(What is expected) Transcribe the records that follow in their entirety, omitting any pictures.

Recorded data
○ ○ ○

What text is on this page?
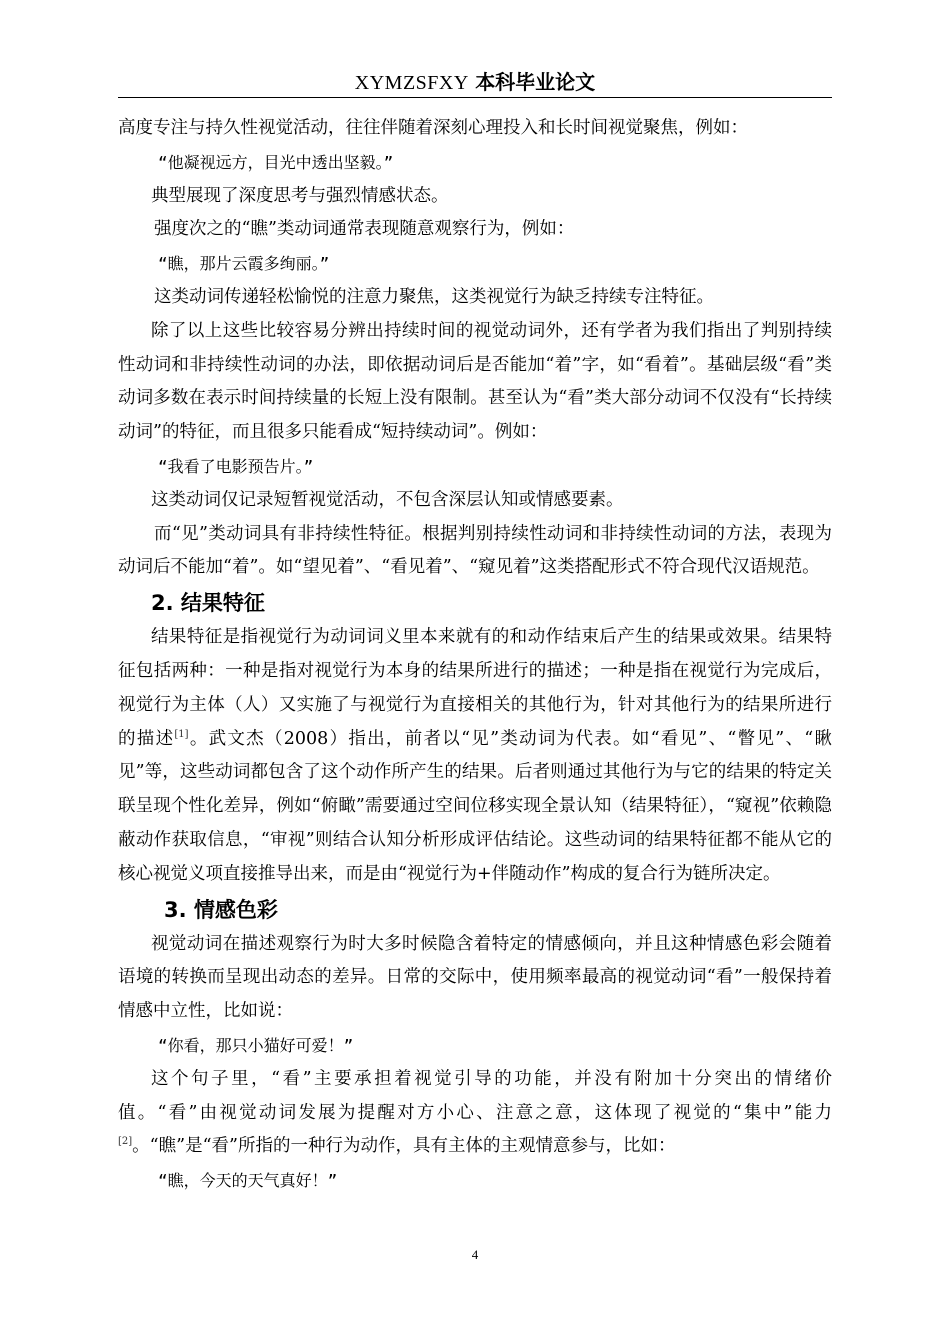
XYMZSFXY 本科毕业论文

高度专注与持久性视觉活动，往往伴随着深刻心理投入和长时间视觉聚焦，例如：

“他凝视远方，目光中透出坚毅。”

典型展现了深度思考与强烈情感状态。

强度次之的“瞧”类动词通常表现随意观察行为，例如：

“瞧，那片云霞多绚丽。”

这类动词传递轻松愉悦的注意力聚焦，这类视觉行为缺乏持续专注特征。

除了以上这些比较容易分辨出持续时间的视觉动词外，还有学者为我们指出了判别持续性动词和非持续性动词的办法，即依据动词后是否能加“着”字，如“看着”。基础层级“看”类动词多数在表示时间持续量的长短上没有限制。甚至认为“看”类大部分动词不仅没有“长持续动词”的特征，而且很多只能看成“短持续动词”。例如：

“我看了电影预告片。”

这类动词仅记录短暂视觉活动，不包含深层认知或情感要素。

而“见”类动词具有非持续性特征。根据判别持续性动词和非持续性动词的方法，表现为动词后不能加“着”。如“望见着”、“看见着”、“窥见着”这类搭配形式不符合现代汉语规范。

2. 结果特征

结果特征是指视觉行为动词词义里本来就有的和动作结束后产生的结果或效果。结果特征包括两种：一种是指对视觉行为本身的结果所进行的描述；一种是指在视觉行为完成后，视觉行为主体（人）又实施了与视觉行为直接相关的其他行为，针对其他行为的结果所进行的描述[1]。武文杰（2008）指出，前者以“见”类动词为代表。如“看见”、“瞥见”、“瞅见”等，这些动词都包含了这个动作所产生的结果。后者则通过其他行为与它的结果的特定关联呈现个性化差异，例如“俯瞰”需要通过空间位移实现全景认知（结果特征），“窥视”依赖隐蔽动作获取信息，“审视”则结合认知分析形成评估结论。这些动词的结果特征都不能从它的核心视觉义项直接推导出来，而是由“视觉行为+伴随动作”构成的复合行为链所决定。

3. 情感色彩

视觉动词在描述观察行为时大多时候隐含着特定的情感倾向，并且这种情感色彩会随着语境的转换而呈现出动态的差异。日常的交际中，使用频率最高的视觉动词“看”一般保持着情感中立性，比如说：

“你看，那只小猫好可爱！”

这个句子里，“看”主要承担着视觉引导的功能，并没有附加十分突出的情绪价值。“看”由视觉动词发展为提醒对方小心、注意之意，这体现了视觉的“集中”能力[2]。“瞧”是“看”所指的一种行为动作，具有主体的主观情意参与，比如：

“瞧，今天的天气真好！”

4
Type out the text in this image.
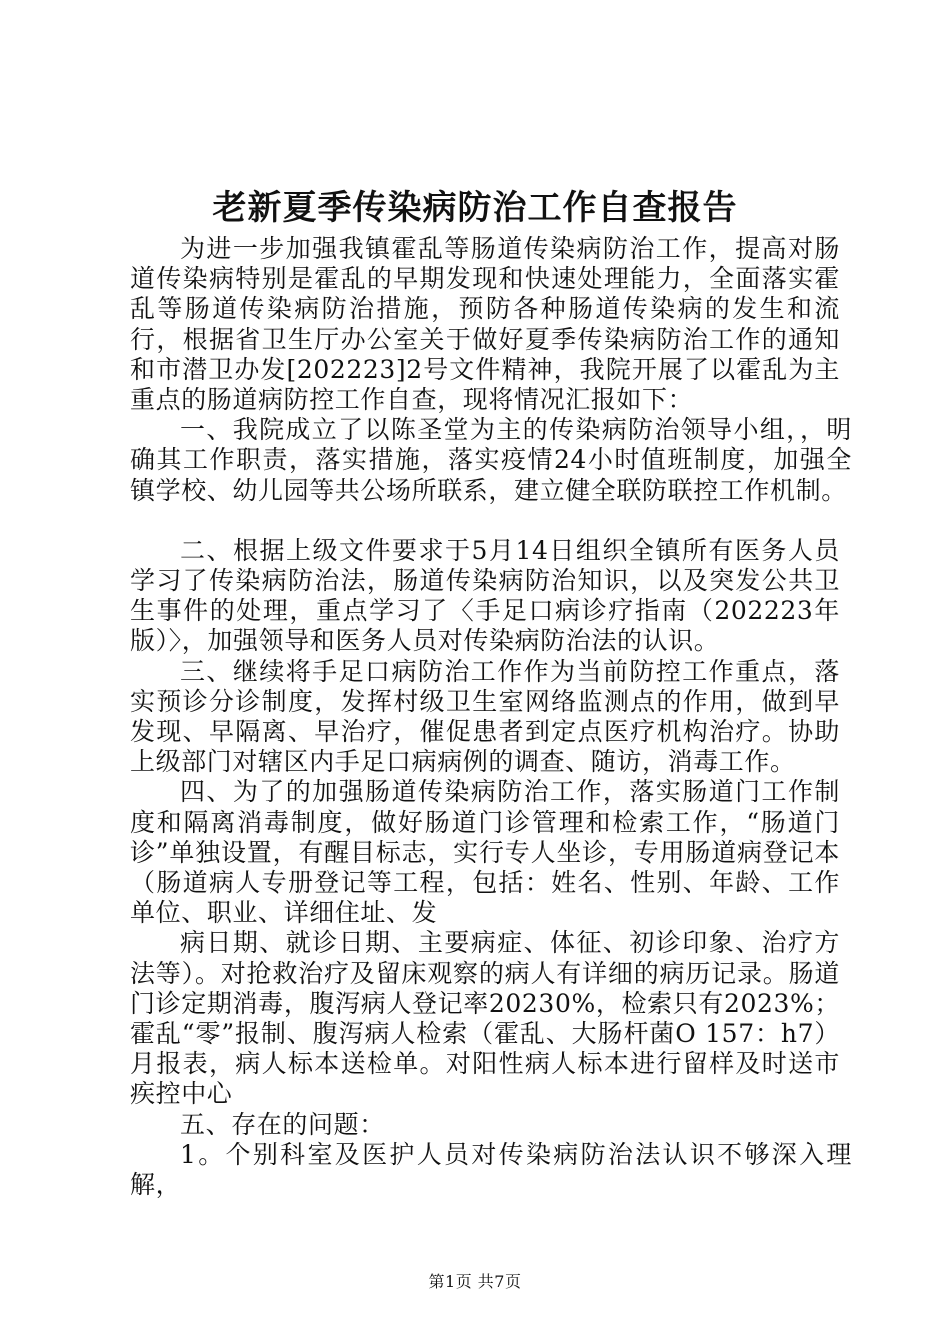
老新夏季传染病防治工作自查报告

为进一步加强我镇霍乱等肠道传染病防治工作，提高对肠道传染病特别是霍乱的早期发现和快速处理能力，全面落实霍乱等肠道传染病防治措施，预防各种肠道传染病的发生和流行，根据省卫生厅办公室关于做好夏季传染病防治工作的通知和市潜卫办发[202223]2号文件精神，我院开展了以霍乱为主重点的肠道病防控工作自查，现将情况汇报如下：

一、我院成立了以陈圣堂为主的传染病防治领导小组，，明确其工作职责，落实措施，落实疫情24小时值班制度，加强全镇学校、幼儿园等共公场所联系，建立健全联防联控工作机制。

二、根据上级文件要求于5月14日组织全镇所有医务人员学习了传染病防治法，肠道传染病防治知识，以及突发公共卫生事件的处理，重点学习了〈手足口病诊疗指南（202223年版）〉，加强领导和医务人员对传染病防治法的认识。

三、继续将手足口病防治工作作为当前防控工作重点，落实预诊分诊制度，发挥村级卫生室网络监测点的作用，做到早发现、早隔离、早治疗，催促患者到定点医疗机构治疗。协助上级部门对辖区内手足口病病例的调查、随访，消毒工作。

四、为了的加强肠道传染病防治工作，落实肠道门工作制度和隔离消毒制度，做好肠道门诊管理和检索工作，“肠道门诊”单独设置，有醒目标志，实行专人坐诊，专用肠道病登记本（肠道病人专册登记等工程，包括：姓名、性别、年龄、工作单位、职业、详细住址、发

病日期、就诊日期、主要病症、体征、初诊印象、治疗方法等）。对抢救治疗及留床观察的病人有详细的病历记录。肠道门诊定期消毒，腹泻病人登记率20230%，检索只有2023%；霍乱“零”报制、腹泻病人检索（霍乱、大肠杆菌O 157：h7）月报表，病人标本送检单。对阳性病人标本进行留样及时送市疾控中心

五、存在的问题：

1。个别科室及医护人员对传染病防治法认识不够深入理解，

第1页 共7页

○ ○ ○

(Problem solution)
What text is on this page?
XYMZSFXY 本科毕业论文

高度专注与持久性视觉活动，往往伴随着深刻心理投入和长时间视觉聚焦，例如：

“他凝视远方，目光中透出坚毅。”

典型展现了深度思考与强烈情感状态。

强度次之的“瞧”类动词通常表现随意观察行为，例如：

“瞧，那片云霞多绚丽。”

这类动词传递轻松愉悦的注意力聚焦，这类视觉行为缺乏持续专注特征。

除了以上这些比较容易分辨出持续时间的视觉动词外，还有学者为我们指出了判别持续性动词和非持续性动词的办法，即依据动词后是否能加“着”字，如“看着”。基础层级“看”类动词多数在表示时间持续量的长短上没有限制。甚至认为“看”类大部分动词不仅没有“长持续动词”的特征，而且很多只能看成“短持续动词”。例如：

“我看了电影预告片。”

这类动词仅记录短暂视觉活动，不包含深层认知或情感要素。

而“见”类动词具有非持续性特征。根据判别持续性动词和非持续性动词的方法，表现为动词后不能加“着”。如“望见着”、“看见着”、“窥见着”这类搭配形式不符合现代汉语规范。

2. 结果特征

结果特征是指视觉行为动词词义里本来就有的和动作结束后产生的结果或效果。结果特征包括两种：一种是指对视觉行为本身的结果所进行的描述；一种是指在视觉行为完成后，视觉行为主体（人）又实施了与视觉行为直接相关的其他行为，针对其他行为的结果所进行的描述[1]。武文杰（2008）指出，前者以“见”类动词为代表。如“看见”、“瞥见”、“瞅见”等，这些动词都包含了这个动作所产生的结果。后者则通过其他行为与它的结果的特定关联呈现个性化差异，例如“俯瞰”需要通过空间位移实现全景认知（结果特征），“窥视”依赖隐蔽动作获取信息，“审视”则结合认知分析形成评估结论。这些动词的结果特征都不能从它的核心视觉义项直接推导出来，而是由“视觉行为+伴随动作”构成的复合行为链所决定。

3. 情感色彩

视觉动词在描述观察行为时大多时候隐含着特定的情感倾向，并且这种情感色彩会随着语境的转换而呈现出动态的差异。日常的交际中，使用频率最高的视觉动词“看”一般保持着情感中立性，比如说：

“你看，那只小猫好可爱！”

这个句子里，“看”主要承担着视觉引导的功能，并没有附加十分突出的情绪价值。“看”由视觉动词发展为提醒对方小心、注意之意，这体现了视觉的“集中”能力[2]。“瞧”是“看”所指的一种行为动作，具有主体的主观情意参与，比如：

“瞧，今天的天气真好！”

4
Type out the text in this image.
老新夏季传染病防治工作自查报告

为进一步加强我镇霍乱等肠道传染病防治工作，提高对肠道传染病特别是霍乱的早期发现和快速处理能力，全面落实霍乱等肠道传染病防治措施，预防各种肠道传染病的发生和流行，根据省卫生厅办公室关于做好夏季传染病防治工作的通知和市潜卫办发[202223]2号文件精神，我院开展了以霍乱为主重点的肠道病防控工作自查，现将情况汇报如下：

一、我院成立了以陈圣堂为主的传染病防治领导小组，，明确其工作职责，落实措施，落实疫情24小时值班制度，加强全镇学校、幼儿园等共公场所联系，建立健全联防联控工作机制。

二、根据上级文件要求于5月14日组织全镇所有医务人员学习了传染病防治法，肠道传染病防治知识，以及突发公共卫生事件的处理，重点学习了〈手足口病诊疗指南（202223年版）〉，加强领导和医务人员对传染病防治法的认识。

三、继续将手足口病防治工作作为当前防控工作重点，落实预诊分诊制度，发挥村级卫生室网络监测点的作用，做到早发现、早隔离、早治疗，催促患者到定点医疗机构治疗。协助上级部门对辖区内手足口病病例的调查、随访，消毒工作。

四、为了的加强肠道传染病防治工作，落实肠道门工作制度和隔离消毒制度，做好肠道门诊管理和检索工作，“肠道门诊”单独设置，有醒目标志，实行专人坐诊，专用肠道病登记本（肠道病人专册登记等工程，包括：姓名、性别、年龄、工作单位、职业、详细住址、发

病日期、就诊日期、主要病症、体征、初诊印象、治疗方法等）。对抢救治疗及留床观察的病人有详细的病历记录。肠道门诊定期消毒，腹泻病人登记率20230%，检索只有2023%；霍乱“零”报制、腹泻病人检索（霍乱、大肠杆菌O 157：h7）月报表，病人标本送检单。对阳性病人标本进行留样及时送市疾控中心

五、存在的问题：

1。个别科室及医护人员对传染病防治法认识不够深入理解，

第1页 共7页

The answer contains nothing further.